[Excerpt from a dataset]

** start **

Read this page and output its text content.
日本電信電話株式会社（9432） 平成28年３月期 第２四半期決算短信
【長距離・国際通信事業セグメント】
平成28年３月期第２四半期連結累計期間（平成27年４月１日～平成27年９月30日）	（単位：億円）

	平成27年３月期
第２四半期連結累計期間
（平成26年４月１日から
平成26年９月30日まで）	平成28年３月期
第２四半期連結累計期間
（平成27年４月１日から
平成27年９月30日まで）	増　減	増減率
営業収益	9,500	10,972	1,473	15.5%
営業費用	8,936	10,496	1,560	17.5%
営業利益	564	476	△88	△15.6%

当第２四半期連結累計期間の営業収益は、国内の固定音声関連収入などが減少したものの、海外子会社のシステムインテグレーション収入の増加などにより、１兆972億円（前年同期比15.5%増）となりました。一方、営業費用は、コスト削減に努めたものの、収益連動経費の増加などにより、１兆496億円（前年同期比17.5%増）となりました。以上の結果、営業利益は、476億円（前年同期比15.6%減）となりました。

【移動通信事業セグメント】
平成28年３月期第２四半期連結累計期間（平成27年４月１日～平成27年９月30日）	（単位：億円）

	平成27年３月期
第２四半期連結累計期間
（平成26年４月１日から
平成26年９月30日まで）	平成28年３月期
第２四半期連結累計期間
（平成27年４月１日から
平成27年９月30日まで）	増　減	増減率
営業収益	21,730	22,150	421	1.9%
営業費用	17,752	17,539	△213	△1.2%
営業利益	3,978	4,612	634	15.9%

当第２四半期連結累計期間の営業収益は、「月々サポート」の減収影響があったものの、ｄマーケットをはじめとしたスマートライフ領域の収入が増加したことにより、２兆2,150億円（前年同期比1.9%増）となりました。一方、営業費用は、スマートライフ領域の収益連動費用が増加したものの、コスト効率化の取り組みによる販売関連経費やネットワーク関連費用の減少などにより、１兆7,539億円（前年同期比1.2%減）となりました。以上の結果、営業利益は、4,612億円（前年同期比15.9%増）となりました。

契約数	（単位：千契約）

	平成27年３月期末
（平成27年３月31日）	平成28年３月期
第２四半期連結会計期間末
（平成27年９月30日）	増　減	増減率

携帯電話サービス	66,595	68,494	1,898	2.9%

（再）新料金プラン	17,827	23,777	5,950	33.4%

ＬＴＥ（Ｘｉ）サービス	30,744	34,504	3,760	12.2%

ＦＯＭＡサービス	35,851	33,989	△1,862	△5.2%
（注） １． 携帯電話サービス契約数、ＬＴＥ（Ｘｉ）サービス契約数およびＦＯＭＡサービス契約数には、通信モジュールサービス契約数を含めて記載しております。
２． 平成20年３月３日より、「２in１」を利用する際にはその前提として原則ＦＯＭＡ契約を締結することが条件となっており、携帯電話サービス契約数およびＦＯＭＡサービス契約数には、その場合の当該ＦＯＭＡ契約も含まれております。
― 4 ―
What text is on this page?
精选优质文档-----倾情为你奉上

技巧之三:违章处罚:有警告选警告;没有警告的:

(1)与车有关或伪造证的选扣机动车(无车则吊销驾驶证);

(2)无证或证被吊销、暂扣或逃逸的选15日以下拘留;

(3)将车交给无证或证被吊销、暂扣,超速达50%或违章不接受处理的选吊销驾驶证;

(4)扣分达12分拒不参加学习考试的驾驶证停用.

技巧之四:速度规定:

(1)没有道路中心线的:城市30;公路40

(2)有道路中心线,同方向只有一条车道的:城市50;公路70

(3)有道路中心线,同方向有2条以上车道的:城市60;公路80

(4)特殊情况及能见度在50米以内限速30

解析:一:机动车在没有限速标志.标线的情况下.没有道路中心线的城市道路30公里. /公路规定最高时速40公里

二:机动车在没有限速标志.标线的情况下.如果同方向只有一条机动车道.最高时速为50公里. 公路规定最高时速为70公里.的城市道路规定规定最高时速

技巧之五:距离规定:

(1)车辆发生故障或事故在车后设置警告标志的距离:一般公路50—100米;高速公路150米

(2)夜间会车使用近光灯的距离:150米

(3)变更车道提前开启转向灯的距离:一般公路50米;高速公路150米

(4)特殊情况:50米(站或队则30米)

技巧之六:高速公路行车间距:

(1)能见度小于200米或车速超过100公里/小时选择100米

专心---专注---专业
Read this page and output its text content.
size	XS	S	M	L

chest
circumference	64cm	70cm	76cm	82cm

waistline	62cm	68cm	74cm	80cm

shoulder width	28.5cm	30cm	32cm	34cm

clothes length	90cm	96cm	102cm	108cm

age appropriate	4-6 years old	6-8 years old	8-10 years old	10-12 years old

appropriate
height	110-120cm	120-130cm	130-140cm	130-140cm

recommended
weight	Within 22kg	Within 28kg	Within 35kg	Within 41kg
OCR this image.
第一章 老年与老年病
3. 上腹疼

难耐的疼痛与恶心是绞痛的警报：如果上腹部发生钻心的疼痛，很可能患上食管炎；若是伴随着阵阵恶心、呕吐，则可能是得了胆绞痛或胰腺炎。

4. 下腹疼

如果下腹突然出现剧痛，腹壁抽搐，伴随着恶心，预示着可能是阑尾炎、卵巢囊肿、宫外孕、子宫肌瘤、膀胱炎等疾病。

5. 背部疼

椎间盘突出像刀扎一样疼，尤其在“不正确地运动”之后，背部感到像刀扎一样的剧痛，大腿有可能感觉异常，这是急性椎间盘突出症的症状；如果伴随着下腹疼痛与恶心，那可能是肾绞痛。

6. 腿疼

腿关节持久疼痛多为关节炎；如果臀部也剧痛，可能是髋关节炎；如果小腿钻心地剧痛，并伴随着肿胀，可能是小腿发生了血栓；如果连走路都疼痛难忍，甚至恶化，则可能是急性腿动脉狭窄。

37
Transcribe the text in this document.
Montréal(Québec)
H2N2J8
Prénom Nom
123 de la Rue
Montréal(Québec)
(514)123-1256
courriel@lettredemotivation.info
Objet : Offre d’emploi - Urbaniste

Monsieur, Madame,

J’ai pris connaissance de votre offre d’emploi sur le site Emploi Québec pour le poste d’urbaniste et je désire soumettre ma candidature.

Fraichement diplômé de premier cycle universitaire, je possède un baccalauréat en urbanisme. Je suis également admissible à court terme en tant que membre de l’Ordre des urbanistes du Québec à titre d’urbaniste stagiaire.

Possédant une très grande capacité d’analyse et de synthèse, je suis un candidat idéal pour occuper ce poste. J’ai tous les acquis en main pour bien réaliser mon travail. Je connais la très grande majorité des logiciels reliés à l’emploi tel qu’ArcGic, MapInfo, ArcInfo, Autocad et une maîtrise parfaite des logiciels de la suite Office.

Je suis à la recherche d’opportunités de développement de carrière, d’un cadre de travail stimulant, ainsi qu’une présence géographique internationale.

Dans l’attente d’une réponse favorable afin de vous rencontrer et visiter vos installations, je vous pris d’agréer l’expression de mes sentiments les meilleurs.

** end **

* WRITTEN EXERCISE
Every entry above needs to be quoted exactly.

* RESULT FOR THIS EXERCISE
Read this page and output its text content.
日本電信電話株式会社（9432） 平成28年３月期 第２四半期決算短信
【長距離・国際通信事業セグメント】
平成28年３月期第２四半期連結累計期間（平成27年４月１日～平成27年９月30日）	（単位：億円）

	平成27年３月期
第２四半期連結累計期間
（平成26年４月１日から
平成26年９月30日まで）	平成28年３月期
第２四半期連結累計期間
（平成27年４月１日から
平成27年９月30日まで）	増　減	増減率
営業収益	9,500	10,972	1,473	15.5%
営業費用	8,936	10,496	1,560	17.5%
営業利益	564	476	△88	△15.6%

当第２四半期連結累計期間の営業収益は、国内の固定音声関連収入などが減少したものの、海外子会社のシステムインテグレーション収入の増加などにより、１兆972億円（前年同期比15.5%増）となりました。一方、営業費用は、コスト削減に努めたものの、収益連動経費の増加などにより、１兆496億円（前年同期比17.5%増）となりました。以上の結果、営業利益は、476億円（前年同期比15.6%減）となりました。

【移動通信事業セグメント】
平成28年３月期第２四半期連結累計期間（平成27年４月１日～平成27年９月30日）	（単位：億円）

	平成27年３月期
第２四半期連結累計期間
（平成26年４月１日から
平成26年９月30日まで）	平成28年３月期
第２四半期連結累計期間
（平成27年４月１日から
平成27年９月30日まで）	増　減	増減率
営業収益	21,730	22,150	421	1.9%
営業費用	17,752	17,539	△213	△1.2%
営業利益	3,978	4,612	634	15.9%

当第２四半期連結累計期間の営業収益は、「月々サポート」の減収影響があったものの、ｄマーケットをはじめとしたスマートライフ領域の収入が増加したことにより、２兆2,150億円（前年同期比1.9%増）となりました。一方、営業費用は、スマートライフ領域の収益連動費用が増加したものの、コスト効率化の取り組みによる販売関連経費やネットワーク関連費用の減少などにより、１兆7,539億円（前年同期比1.2%減）となりました。以上の結果、営業利益は、4,612億円（前年同期比15.9%増）となりました。

契約数	（単位：千契約）

	平成27年３月期末
（平成27年３月31日）	平成28年３月期
第２四半期連結会計期間末
（平成27年９月30日）	増　減	増減率

携帯電話サービス	66,595	68,494	1,898	2.9%

（再）新料金プラン	17,827	23,777	5,950	33.4%

ＬＴＥ（Ｘｉ）サービス	30,744	34,504	3,760	12.2%

ＦＯＭＡサービス	35,851	33,989	△1,862	△5.2%
（注） １． 携帯電話サービス契約数、ＬＴＥ（Ｘｉ）サービス契約数およびＦＯＭＡサービス契約数には、通信モジュールサービス契約数を含めて記載しております。
２． 平成20年３月３日より、「２in１」を利用する際にはその前提として原則ＦＯＭＡ契約を締結することが条件となっており、携帯電話サービス契約数およびＦＯＭＡサービス契約数には、その場合の当該ＦＯＭＡ契約も含まれております。
― 4 ―
What text is on this page?
精选优质文档-----倾情为你奉上

技巧之三:违章处罚:有警告选警告;没有警告的:

(1)与车有关或伪造证的选扣机动车(无车则吊销驾驶证);

(2)无证或证被吊销、暂扣或逃逸的选15日以下拘留;

(3)将车交给无证或证被吊销、暂扣,超速达50%或违章不接受处理的选吊销驾驶证;

(4)扣分达12分拒不参加学习考试的驾驶证停用.

技巧之四:速度规定:

(1)没有道路中心线的:城市30;公路40

(2)有道路中心线,同方向只有一条车道的:城市50;公路70

(3)有道路中心线,同方向有2条以上车道的:城市60;公路80

(4)特殊情况及能见度在50米以内限速30

解析:一:机动车在没有限速标志.标线的情况下.没有道路中心线的城市道路30公里. /公路规定最高时速40公里

二:机动车在没有限速标志.标线的情况下.如果同方向只有一条机动车道.最高时速为50公里. 公路规定最高时速为70公里.的城市道路规定规定最高时速

技巧之五:距离规定:

(1)车辆发生故障或事故在车后设置警告标志的距离:一般公路50—100米;高速公路150米

(2)夜间会车使用近光灯的距离:150米

(3)变更车道提前开启转向灯的距离:一般公路50米;高速公路150米

(4)特殊情况:50米(站或队则30米)

技巧之六:高速公路行车间距:

(1)能见度小于200米或车速超过100公里/小时选择100米

专心---专注---专业
Read this page and output its text content.
size	XS	S	M	L

chest
circumference	64cm	70cm	76cm	82cm

waistline	62cm	68cm	74cm	80cm

shoulder width	28.5cm	30cm	32cm	34cm

clothes length	90cm	96cm	102cm	108cm

age appropriate	4-6 years old	6-8 years old	8-10 years old	10-12 years old

appropriate
height	110-120cm	120-130cm	130-140cm	130-140cm

recommended
weight	Within 22kg	Within 28kg	Within 35kg	Within 41kg
OCR this image.
第一章 老年与老年病
3. 上腹疼

难耐的疼痛与恶心是绞痛的警报：如果上腹部发生钻心的疼痛，很可能患上食管炎；若是伴随着阵阵恶心、呕吐，则可能是得了胆绞痛或胰腺炎。

4. 下腹疼

如果下腹突然出现剧痛，腹壁抽搐，伴随着恶心，预示着可能是阑尾炎、卵巢囊肿、宫外孕、子宫肌瘤、膀胱炎等疾病。

5. 背部疼

椎间盘突出像刀扎一样疼，尤其在“不正确地运动”之后，背部感到像刀扎一样的剧痛，大腿有可能感觉异常，这是急性椎间盘突出症的症状；如果伴随着下腹疼痛与恶心，那可能是肾绞痛。

6. 腿疼

腿关节持久疼痛多为关节炎；如果臀部也剧痛，可能是髋关节炎；如果小腿钻心地剧痛，并伴随着肿胀，可能是小腿发生了血栓；如果连走路都疼痛难忍，甚至恶化，则可能是急性腿动脉狭窄。

37
Transcribe the text in this document.
Montréal(Québec)
H2N2J8
Prénom Nom
123 de la Rue
Montréal(Québec)
(514)123-1256
courriel@lettredemotivation.info
Objet : Offre d’emploi - Urbaniste

Monsieur, Madame,

J’ai pris connaissance de votre offre d’emploi sur le site Emploi Québec pour le poste d’urbaniste et je désire soumettre ma candidature.

Fraichement diplômé de premier cycle universitaire, je possède un baccalauréat en urbanisme. Je suis également admissible à court terme en tant que membre de l’Ordre des urbanistes du Québec à titre d’urbaniste stagiaire.

Possédant une très grande capacité d’analyse et de synthèse, je suis un candidat idéal pour occuper ce poste. J’ai tous les acquis en main pour bien réaliser mon travail. Je connais la très grande majorité des logiciels reliés à l’emploi tel qu’ArcGic, MapInfo, ArcInfo, Autocad et une maîtrise parfaite des logiciels de la suite Office.

Je suis à la recherche d’opportunités de développement de carrière, d’un cadre de travail stimulant, ainsi qu’une présence géographique internationale.

Dans l’attente d’une réponse favorable afin de vous rencontrer et visiter vos installations, je vous pris d’agréer l’expression de mes sentiments les meilleurs.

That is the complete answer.